Data items:
• • • • •
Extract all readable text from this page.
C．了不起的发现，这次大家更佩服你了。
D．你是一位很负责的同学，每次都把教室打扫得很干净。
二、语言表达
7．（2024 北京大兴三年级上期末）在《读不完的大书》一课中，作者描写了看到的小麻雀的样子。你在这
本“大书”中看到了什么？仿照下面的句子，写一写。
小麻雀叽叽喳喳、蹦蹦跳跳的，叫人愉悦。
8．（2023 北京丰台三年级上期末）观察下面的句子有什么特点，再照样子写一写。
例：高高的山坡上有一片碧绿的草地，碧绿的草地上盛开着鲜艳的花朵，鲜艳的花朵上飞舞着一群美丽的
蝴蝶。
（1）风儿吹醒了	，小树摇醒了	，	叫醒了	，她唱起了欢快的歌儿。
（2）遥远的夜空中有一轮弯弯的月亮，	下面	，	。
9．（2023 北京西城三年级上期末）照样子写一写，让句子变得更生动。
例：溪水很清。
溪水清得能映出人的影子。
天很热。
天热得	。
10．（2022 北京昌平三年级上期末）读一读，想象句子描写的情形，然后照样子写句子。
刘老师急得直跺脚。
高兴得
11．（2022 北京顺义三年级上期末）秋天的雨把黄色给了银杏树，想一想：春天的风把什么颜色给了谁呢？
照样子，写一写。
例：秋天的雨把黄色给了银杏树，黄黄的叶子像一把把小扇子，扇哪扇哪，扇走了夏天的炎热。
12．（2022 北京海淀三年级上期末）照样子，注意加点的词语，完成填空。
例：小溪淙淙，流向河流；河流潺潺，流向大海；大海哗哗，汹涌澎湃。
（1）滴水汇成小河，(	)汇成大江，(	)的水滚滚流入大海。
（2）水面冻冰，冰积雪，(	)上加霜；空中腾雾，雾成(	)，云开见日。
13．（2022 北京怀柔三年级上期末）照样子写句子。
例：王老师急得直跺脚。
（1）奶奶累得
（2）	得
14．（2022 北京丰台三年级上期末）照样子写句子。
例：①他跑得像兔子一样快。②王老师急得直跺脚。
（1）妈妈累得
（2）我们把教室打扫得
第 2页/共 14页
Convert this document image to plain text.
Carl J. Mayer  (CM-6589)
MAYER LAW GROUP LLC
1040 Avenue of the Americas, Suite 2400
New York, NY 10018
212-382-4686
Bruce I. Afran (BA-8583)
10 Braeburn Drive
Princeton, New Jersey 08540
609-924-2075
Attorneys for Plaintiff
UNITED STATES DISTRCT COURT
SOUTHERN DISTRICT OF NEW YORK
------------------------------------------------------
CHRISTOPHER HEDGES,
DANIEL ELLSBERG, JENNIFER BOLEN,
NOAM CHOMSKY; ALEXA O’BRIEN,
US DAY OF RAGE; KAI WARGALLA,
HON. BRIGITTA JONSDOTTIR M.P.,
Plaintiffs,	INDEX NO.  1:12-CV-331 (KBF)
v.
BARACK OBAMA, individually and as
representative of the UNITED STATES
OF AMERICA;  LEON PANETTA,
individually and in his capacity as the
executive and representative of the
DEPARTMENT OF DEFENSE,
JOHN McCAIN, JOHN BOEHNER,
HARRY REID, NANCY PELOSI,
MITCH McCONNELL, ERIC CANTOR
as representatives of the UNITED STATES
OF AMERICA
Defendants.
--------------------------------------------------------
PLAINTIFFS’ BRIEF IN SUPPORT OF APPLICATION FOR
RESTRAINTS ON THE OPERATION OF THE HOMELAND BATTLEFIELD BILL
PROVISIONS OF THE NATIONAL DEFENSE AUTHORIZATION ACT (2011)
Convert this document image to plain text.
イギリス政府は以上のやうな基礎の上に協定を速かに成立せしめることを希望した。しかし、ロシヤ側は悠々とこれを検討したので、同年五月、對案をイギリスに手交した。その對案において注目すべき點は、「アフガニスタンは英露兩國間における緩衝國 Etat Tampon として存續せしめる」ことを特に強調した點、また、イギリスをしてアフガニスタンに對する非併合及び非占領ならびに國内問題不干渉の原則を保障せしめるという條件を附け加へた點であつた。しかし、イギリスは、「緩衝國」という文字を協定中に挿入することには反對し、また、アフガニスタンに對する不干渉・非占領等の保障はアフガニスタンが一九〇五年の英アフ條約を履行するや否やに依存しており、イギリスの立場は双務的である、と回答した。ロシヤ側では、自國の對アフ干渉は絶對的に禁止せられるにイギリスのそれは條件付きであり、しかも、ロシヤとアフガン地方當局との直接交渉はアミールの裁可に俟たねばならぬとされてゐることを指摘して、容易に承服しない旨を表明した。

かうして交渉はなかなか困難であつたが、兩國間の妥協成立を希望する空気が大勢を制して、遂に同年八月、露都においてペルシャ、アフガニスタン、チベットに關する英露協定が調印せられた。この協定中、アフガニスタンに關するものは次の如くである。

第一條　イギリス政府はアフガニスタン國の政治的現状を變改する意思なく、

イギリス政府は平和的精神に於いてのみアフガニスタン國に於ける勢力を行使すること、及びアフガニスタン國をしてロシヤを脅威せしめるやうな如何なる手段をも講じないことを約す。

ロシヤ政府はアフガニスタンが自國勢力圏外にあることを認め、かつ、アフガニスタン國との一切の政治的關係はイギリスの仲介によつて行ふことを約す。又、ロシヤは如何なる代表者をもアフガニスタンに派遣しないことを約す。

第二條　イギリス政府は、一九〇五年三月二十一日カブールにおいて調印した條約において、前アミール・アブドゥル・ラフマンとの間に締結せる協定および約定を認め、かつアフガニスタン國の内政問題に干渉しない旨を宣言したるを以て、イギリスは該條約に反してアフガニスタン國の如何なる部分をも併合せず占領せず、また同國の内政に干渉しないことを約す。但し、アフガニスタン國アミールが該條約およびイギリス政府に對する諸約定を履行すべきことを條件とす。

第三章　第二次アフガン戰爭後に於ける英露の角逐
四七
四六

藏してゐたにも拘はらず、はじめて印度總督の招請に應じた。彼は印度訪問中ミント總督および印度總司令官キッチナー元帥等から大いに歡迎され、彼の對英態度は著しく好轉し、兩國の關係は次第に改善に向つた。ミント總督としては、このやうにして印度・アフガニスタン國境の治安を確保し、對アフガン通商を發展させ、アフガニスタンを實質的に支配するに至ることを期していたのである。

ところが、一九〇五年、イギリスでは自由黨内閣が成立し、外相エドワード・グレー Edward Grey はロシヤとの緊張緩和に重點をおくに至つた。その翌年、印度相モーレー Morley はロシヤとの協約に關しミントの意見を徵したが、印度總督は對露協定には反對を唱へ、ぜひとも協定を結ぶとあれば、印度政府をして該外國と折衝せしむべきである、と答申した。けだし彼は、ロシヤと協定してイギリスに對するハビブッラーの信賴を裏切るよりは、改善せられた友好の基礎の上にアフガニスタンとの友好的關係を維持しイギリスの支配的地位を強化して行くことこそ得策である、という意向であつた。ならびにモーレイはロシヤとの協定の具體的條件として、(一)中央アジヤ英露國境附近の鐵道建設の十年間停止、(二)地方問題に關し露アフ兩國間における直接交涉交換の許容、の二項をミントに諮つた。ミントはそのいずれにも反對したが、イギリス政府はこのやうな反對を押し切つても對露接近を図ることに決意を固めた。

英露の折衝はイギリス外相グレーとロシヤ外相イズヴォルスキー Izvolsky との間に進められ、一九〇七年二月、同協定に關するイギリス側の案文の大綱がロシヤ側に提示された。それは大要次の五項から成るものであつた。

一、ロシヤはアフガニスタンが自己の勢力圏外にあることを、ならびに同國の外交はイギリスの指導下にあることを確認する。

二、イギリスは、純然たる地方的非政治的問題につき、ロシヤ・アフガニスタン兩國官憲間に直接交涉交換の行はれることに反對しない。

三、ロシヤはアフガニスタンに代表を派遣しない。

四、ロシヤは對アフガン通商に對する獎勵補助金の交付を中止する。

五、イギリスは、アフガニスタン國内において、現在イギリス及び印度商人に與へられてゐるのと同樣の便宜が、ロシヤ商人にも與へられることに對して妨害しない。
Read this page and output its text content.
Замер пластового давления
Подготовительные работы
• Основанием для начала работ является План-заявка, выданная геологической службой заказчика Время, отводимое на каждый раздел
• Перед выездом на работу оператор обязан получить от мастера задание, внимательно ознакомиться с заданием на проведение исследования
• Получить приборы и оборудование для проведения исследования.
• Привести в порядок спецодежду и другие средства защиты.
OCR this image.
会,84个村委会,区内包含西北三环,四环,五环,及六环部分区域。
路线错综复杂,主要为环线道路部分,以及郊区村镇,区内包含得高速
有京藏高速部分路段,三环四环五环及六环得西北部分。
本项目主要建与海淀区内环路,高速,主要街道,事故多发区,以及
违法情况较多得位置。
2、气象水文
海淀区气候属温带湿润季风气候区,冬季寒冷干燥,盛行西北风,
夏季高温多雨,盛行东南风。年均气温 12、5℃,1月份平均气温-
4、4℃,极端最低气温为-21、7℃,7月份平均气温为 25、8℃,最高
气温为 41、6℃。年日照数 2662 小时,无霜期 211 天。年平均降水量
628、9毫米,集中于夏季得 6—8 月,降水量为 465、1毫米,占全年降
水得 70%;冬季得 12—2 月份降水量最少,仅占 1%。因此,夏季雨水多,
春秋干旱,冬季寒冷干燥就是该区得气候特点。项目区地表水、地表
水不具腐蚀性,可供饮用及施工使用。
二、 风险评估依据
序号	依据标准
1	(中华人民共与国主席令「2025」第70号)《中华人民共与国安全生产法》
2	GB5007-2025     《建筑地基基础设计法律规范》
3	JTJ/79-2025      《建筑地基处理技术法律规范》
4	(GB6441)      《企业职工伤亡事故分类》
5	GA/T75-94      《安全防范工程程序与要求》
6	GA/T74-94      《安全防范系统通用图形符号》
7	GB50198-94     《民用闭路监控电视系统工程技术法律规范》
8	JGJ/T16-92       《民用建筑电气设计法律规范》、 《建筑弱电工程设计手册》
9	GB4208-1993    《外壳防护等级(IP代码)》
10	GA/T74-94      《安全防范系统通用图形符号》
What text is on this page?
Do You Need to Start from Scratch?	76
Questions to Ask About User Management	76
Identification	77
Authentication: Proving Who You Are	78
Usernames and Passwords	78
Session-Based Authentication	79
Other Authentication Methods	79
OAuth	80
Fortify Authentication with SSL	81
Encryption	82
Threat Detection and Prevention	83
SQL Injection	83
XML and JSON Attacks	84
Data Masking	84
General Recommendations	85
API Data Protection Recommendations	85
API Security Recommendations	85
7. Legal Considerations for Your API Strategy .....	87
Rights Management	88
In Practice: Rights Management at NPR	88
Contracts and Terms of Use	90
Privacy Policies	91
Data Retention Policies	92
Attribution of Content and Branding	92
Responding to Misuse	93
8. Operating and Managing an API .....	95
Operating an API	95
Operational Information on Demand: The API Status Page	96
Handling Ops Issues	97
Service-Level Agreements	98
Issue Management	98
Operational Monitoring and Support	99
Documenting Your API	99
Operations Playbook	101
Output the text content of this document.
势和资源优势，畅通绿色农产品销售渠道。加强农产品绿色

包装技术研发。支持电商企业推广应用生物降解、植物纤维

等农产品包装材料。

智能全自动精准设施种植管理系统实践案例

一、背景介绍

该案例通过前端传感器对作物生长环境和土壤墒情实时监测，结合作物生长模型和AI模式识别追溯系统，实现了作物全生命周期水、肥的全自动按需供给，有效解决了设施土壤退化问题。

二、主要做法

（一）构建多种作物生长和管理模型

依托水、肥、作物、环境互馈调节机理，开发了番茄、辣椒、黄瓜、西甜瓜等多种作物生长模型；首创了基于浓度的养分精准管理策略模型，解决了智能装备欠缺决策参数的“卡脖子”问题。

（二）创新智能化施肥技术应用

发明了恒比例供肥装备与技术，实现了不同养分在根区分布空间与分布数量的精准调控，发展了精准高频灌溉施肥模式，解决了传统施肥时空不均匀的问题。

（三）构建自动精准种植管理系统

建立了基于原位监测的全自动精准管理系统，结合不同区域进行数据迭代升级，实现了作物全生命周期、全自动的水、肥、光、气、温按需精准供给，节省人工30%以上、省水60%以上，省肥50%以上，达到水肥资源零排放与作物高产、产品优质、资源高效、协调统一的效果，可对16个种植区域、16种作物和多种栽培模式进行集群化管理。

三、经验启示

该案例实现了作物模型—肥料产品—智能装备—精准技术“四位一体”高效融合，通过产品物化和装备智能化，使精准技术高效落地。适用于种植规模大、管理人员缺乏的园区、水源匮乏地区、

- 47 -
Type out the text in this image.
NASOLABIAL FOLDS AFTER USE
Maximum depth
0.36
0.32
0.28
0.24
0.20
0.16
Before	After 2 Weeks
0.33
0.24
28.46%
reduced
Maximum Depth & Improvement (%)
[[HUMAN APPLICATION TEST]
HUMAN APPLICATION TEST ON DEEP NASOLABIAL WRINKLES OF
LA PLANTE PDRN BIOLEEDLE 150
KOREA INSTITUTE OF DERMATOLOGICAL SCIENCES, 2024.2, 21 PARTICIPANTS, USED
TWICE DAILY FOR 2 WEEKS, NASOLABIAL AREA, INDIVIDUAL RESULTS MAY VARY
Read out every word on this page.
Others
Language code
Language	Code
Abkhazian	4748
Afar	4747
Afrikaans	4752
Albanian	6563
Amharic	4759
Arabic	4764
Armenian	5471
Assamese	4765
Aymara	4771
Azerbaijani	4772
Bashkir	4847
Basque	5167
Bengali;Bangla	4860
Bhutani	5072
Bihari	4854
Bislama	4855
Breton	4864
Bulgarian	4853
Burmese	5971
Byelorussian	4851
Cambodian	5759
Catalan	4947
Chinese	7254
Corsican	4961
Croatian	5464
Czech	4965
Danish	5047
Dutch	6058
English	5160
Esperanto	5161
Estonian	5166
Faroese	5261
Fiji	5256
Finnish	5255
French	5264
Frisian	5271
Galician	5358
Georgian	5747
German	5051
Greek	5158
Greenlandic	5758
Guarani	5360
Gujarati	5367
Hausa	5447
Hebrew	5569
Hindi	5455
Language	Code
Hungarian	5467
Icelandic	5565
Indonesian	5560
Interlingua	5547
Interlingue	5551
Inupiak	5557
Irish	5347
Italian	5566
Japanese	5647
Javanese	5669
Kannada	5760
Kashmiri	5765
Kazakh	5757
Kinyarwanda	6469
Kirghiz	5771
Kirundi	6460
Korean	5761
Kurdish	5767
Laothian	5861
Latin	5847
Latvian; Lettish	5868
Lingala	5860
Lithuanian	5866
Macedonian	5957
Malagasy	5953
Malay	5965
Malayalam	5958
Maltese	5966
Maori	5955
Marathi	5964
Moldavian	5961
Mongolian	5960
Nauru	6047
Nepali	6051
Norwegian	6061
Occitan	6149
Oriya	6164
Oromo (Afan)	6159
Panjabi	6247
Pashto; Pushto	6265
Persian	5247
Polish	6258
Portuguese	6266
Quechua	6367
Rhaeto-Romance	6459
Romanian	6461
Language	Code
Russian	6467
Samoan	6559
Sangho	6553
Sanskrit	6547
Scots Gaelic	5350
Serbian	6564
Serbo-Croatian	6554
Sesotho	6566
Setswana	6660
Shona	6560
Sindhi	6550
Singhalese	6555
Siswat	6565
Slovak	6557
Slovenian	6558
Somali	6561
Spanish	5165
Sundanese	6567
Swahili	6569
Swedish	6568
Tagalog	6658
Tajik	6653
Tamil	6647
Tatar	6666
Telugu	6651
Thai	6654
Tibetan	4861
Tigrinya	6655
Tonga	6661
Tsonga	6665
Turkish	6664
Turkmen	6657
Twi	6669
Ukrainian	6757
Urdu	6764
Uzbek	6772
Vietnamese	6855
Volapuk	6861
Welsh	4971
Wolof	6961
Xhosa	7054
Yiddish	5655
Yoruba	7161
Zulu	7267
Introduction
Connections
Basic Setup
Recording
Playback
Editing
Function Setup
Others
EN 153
• • • • •
Say how many lines contain the string "安全防范系统通用图形符号", giving nothing but the count.

2